### SHORT EXERCISE
All of the records below need to be copied exactly.

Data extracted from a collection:

• • • • • • •

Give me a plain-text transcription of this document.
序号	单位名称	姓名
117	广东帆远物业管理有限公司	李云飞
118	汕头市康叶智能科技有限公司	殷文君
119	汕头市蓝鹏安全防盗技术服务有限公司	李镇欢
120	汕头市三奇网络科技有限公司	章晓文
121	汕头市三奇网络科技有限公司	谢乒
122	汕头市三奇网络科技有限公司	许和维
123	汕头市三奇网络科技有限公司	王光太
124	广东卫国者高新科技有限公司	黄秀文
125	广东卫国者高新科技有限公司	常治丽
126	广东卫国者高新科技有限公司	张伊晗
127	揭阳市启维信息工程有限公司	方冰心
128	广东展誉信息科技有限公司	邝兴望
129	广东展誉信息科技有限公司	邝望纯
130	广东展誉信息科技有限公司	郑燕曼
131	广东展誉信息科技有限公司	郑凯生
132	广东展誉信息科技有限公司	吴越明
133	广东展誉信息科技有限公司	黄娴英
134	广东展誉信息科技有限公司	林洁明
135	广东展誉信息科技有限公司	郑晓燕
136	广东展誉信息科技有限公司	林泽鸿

• • • • • • •

### THE OUTPUT
Give me a plain-text transcription of this document.
序号	单位名称	姓名
117	广东帆远物业管理有限公司	李云飞
118	汕头市康叶智能科技有限公司	殷文君
119	汕头市蓝鹏安全防盗技术服务有限公司	李镇欢
120	汕头市三奇网络科技有限公司	章晓文
121	汕头市三奇网络科技有限公司	谢乒
122	汕头市三奇网络科技有限公司	许和维
123	汕头市三奇网络科技有限公司	王光太
124	广东卫国者高新科技有限公司	黄秀文
125	广东卫国者高新科技有限公司	常治丽
126	广东卫国者高新科技有限公司	张伊晗
127	揭阳市启维信息工程有限公司	方冰心
128	广东展誉信息科技有限公司	邝兴望
129	广东展誉信息科技有限公司	邝望纯
130	广东展誉信息科技有限公司	郑燕曼
131	广东展誉信息科技有限公司	郑凯生
132	广东展誉信息科技有限公司	吴越明
133	广东展誉信息科技有限公司	黄娴英
134	广东展誉信息科技有限公司	林洁明
135	广东展誉信息科技有限公司	郑晓燕
136	广东展誉信息科技有限公司	林泽鸿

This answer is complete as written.